* TASK PROMPT
Pull every line containing "text" out of the material below.

* TASK INPUTS
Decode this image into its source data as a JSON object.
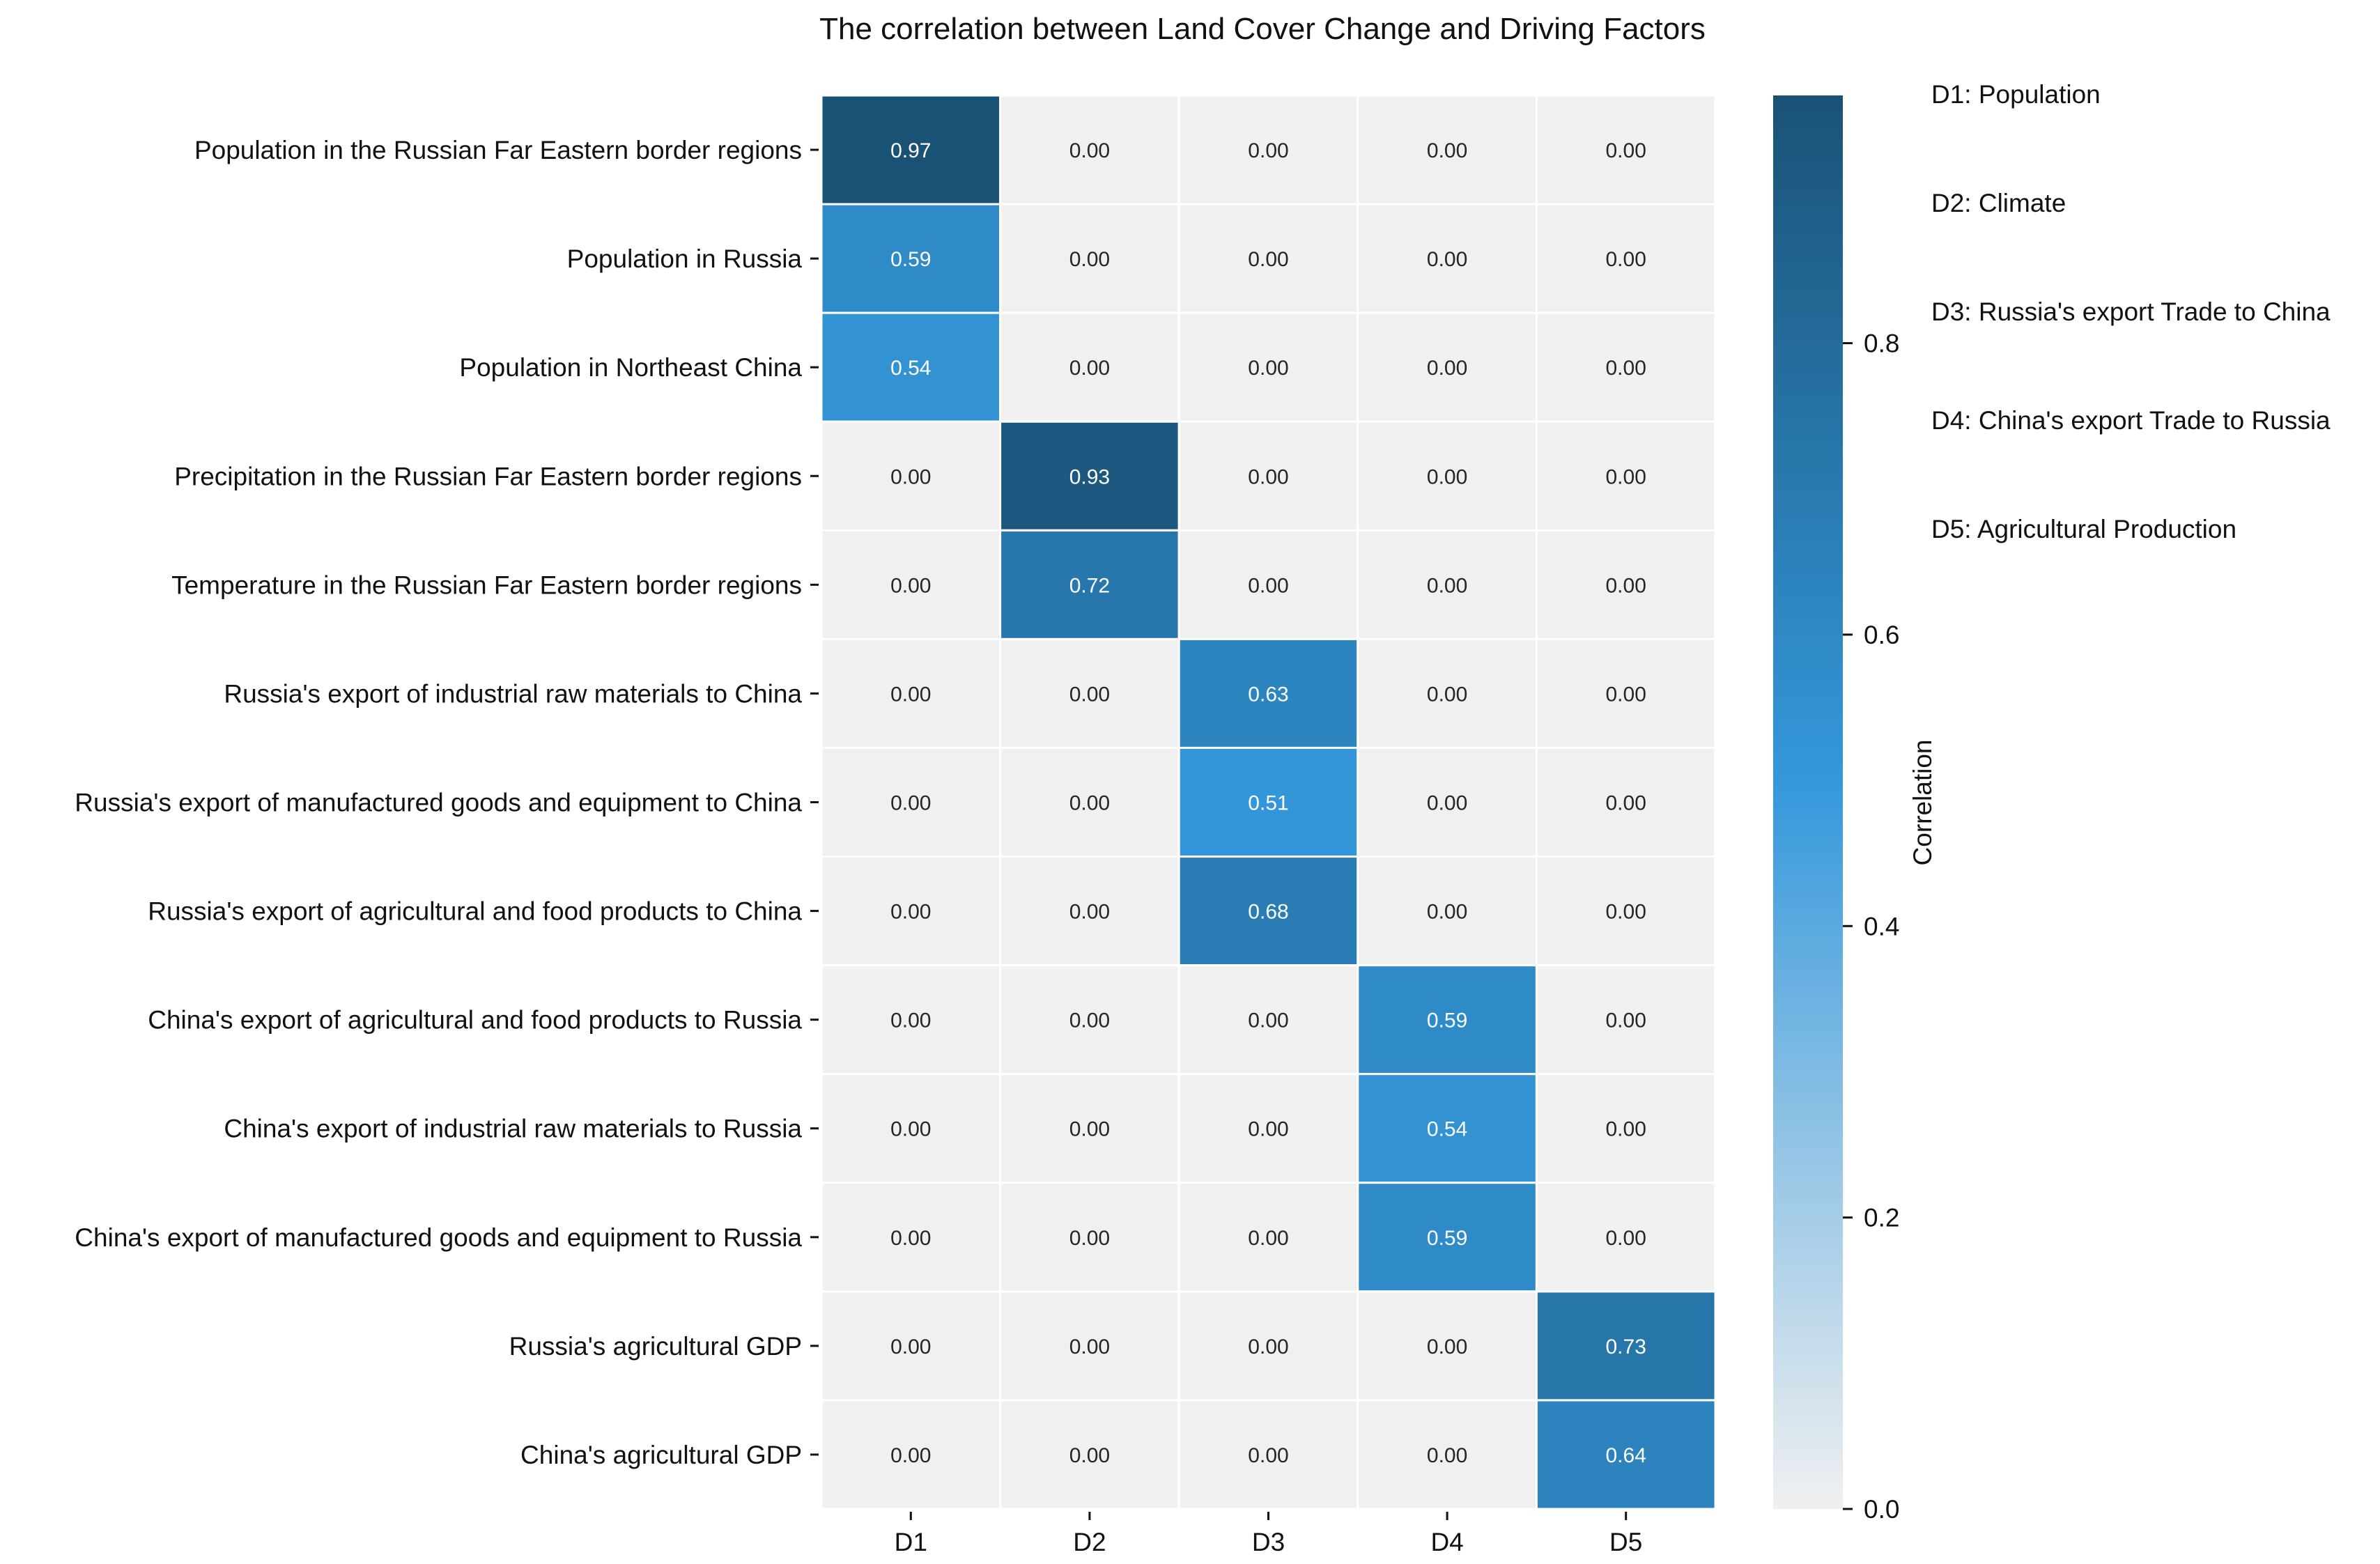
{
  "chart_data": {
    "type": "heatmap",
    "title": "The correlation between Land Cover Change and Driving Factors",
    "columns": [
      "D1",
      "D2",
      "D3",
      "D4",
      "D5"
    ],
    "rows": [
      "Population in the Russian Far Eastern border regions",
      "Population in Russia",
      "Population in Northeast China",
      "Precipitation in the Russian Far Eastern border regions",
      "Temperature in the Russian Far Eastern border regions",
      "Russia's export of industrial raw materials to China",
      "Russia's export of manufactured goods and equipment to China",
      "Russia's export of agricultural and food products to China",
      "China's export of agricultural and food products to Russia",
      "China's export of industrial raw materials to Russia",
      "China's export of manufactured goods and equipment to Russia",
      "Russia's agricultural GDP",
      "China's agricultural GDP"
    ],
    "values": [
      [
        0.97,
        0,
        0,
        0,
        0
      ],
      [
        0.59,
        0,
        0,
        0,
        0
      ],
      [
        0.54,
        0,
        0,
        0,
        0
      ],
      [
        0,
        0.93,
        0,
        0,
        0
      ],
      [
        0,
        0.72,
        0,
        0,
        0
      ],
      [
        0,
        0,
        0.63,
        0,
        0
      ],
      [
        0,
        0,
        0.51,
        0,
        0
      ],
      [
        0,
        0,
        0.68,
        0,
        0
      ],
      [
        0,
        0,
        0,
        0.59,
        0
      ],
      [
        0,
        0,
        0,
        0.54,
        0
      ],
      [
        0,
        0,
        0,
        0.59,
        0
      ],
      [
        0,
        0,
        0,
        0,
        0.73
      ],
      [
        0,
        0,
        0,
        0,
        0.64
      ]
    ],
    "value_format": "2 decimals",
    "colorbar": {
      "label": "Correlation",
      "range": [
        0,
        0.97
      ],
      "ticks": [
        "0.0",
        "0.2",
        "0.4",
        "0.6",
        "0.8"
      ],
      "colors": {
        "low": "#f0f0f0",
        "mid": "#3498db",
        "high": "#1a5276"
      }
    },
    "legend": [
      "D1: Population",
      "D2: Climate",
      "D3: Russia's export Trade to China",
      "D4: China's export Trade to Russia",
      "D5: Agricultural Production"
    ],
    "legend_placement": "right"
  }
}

* * *

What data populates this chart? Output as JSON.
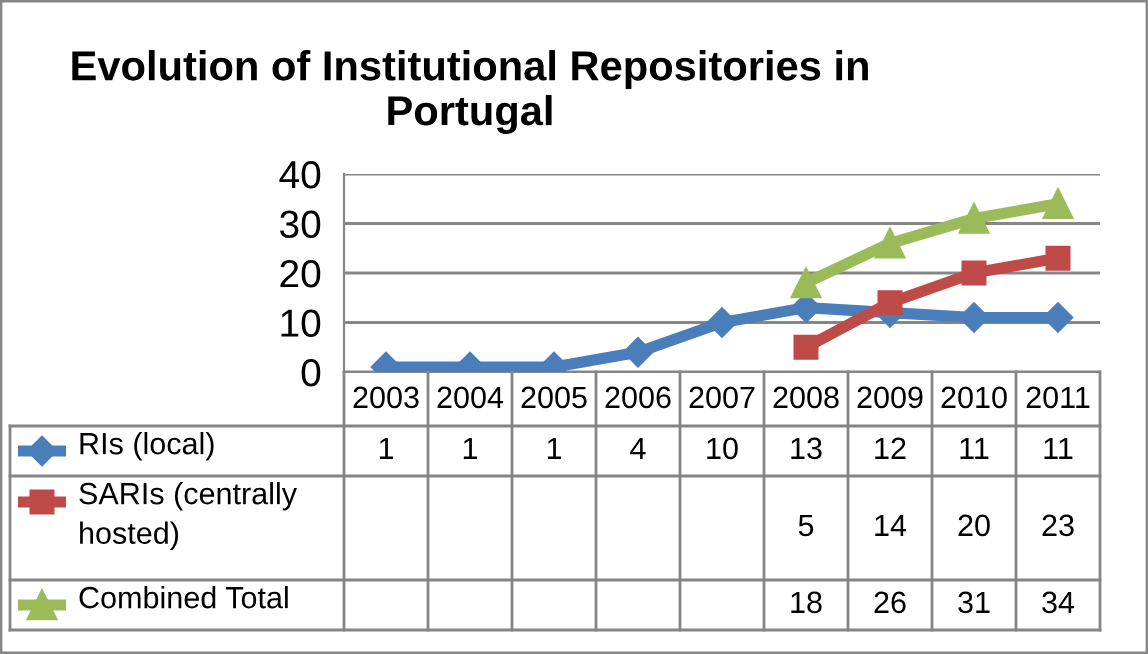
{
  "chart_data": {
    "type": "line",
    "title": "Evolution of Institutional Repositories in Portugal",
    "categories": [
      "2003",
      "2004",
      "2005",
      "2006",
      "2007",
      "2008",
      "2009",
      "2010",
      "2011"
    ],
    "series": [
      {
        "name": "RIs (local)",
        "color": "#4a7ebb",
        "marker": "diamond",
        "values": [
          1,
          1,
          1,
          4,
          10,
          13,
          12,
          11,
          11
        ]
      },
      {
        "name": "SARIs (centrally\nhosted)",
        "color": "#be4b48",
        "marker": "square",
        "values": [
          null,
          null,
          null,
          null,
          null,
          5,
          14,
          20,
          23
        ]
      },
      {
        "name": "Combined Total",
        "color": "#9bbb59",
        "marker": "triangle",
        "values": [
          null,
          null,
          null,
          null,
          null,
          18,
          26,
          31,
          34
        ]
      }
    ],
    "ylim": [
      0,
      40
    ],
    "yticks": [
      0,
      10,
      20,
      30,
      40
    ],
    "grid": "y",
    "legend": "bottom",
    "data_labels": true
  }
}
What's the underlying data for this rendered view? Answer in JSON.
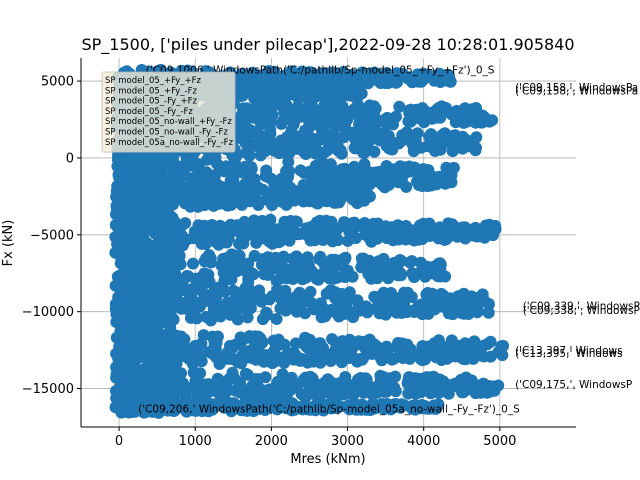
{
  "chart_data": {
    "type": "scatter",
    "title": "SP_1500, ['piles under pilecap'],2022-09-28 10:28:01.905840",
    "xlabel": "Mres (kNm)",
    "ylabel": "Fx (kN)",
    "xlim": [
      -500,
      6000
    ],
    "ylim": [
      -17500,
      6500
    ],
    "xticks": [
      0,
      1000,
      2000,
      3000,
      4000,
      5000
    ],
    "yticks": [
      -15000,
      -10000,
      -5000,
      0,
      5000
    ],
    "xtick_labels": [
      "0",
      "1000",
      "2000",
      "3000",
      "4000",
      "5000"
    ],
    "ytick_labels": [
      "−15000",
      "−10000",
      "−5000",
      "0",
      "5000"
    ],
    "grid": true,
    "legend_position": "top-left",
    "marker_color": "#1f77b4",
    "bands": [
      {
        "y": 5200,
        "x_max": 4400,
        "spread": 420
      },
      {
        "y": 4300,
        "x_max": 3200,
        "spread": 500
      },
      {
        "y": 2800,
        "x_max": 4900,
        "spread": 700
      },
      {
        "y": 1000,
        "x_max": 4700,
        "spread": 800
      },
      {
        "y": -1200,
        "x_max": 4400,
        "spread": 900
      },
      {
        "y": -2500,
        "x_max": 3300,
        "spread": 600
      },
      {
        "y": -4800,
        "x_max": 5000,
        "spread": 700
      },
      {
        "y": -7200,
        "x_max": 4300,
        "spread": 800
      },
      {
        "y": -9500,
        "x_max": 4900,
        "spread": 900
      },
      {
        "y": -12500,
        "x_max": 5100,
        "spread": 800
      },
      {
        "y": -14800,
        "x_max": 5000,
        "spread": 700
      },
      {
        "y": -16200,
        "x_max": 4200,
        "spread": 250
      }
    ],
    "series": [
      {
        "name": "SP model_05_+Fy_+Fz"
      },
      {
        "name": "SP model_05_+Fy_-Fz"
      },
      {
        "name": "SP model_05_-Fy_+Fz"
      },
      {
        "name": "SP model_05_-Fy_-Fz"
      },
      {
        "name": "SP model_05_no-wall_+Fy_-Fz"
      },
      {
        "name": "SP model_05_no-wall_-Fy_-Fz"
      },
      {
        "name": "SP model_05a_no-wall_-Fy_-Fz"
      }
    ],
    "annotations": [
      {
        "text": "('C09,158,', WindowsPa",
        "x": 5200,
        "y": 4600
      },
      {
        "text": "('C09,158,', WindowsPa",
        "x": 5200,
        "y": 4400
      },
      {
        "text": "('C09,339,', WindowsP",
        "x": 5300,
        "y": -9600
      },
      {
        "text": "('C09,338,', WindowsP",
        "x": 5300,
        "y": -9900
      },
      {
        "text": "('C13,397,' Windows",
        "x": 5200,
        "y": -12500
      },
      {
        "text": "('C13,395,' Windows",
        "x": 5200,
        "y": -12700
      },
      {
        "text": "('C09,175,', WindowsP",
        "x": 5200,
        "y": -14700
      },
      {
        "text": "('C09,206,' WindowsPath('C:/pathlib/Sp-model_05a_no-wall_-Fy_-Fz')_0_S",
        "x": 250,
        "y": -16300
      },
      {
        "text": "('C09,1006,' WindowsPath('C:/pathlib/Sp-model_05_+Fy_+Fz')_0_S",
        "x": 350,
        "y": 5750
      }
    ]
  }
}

* REPLY
        "text": "('C09,158,', WindowsPa",
        "text": "('C09,158,', WindowsPa",
        "text": "('C09,339,', WindowsP",
        "text": "('C09,338,', WindowsP",
        "text": "('C13,397,' Windows",
        "text": "('C13,395,' Windows",
        "text": "('C09,175,', WindowsP",
        "text": "('C09,206,' WindowsPath('C:/pathlib/Sp-model_05a_no-wall_-Fy_-Fz')_0_S",
        "text": "('C09,1006,' WindowsPath('C:/pathlib/Sp-model_05_+Fy_+Fz')_0_S",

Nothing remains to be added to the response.